== Description of the task ==
List all the lines in these records that hold "support".

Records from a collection
---

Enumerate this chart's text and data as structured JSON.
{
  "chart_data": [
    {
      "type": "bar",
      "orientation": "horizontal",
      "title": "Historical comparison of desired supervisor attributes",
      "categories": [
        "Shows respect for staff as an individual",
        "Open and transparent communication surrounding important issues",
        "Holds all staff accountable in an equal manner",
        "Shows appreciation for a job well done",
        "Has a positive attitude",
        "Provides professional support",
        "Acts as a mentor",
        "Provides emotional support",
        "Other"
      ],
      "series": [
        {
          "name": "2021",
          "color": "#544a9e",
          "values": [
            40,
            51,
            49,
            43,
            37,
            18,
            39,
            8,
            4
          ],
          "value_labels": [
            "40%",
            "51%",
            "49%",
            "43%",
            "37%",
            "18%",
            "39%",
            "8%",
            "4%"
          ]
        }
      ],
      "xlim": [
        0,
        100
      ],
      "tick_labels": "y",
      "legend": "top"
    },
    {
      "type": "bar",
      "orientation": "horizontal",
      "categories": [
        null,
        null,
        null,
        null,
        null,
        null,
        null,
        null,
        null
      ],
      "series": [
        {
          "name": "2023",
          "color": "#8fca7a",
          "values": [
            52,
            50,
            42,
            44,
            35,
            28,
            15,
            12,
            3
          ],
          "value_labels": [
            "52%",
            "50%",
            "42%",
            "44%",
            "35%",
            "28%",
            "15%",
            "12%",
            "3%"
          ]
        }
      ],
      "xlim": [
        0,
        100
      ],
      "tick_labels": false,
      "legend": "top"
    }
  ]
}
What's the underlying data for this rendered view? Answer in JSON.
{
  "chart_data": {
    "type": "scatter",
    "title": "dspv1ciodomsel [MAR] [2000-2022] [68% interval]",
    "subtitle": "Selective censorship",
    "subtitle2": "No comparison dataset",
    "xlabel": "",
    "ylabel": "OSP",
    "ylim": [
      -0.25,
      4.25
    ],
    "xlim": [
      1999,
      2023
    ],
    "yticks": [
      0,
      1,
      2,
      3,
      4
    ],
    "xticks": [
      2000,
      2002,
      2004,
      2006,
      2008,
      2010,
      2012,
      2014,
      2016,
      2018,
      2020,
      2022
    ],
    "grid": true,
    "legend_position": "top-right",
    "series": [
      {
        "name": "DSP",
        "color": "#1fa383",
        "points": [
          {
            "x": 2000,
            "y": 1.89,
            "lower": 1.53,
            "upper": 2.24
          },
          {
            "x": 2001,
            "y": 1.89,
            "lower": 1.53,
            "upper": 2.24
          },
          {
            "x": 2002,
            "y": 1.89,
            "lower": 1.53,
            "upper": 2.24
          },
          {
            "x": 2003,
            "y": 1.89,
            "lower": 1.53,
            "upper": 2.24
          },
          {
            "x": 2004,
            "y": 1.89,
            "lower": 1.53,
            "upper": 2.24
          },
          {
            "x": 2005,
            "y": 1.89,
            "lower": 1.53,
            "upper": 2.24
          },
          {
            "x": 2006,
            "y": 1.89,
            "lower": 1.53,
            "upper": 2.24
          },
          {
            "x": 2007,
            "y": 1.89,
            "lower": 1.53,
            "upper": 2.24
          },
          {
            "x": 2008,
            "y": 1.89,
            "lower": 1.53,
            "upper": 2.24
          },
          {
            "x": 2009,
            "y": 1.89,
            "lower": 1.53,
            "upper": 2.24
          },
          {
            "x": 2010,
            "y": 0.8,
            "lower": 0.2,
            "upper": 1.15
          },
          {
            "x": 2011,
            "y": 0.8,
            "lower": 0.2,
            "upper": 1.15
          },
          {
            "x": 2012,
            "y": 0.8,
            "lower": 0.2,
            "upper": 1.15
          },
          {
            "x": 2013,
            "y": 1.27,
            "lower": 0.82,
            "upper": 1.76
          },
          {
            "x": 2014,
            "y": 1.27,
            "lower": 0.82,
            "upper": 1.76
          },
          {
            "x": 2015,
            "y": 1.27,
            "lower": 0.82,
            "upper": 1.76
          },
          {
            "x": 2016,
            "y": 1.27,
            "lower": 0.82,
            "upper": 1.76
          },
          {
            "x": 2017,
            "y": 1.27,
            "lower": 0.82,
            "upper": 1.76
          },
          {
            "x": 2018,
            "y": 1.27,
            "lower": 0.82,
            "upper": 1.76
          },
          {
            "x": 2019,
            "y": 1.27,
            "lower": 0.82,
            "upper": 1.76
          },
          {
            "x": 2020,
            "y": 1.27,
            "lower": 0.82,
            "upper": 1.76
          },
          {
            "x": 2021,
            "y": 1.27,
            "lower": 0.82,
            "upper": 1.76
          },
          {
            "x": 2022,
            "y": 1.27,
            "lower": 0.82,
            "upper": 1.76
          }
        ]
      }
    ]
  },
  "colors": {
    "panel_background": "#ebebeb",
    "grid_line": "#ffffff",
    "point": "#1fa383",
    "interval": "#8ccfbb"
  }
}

---

== Solution for this problem ==
        "Provides professional support",
        "Provides emotional support",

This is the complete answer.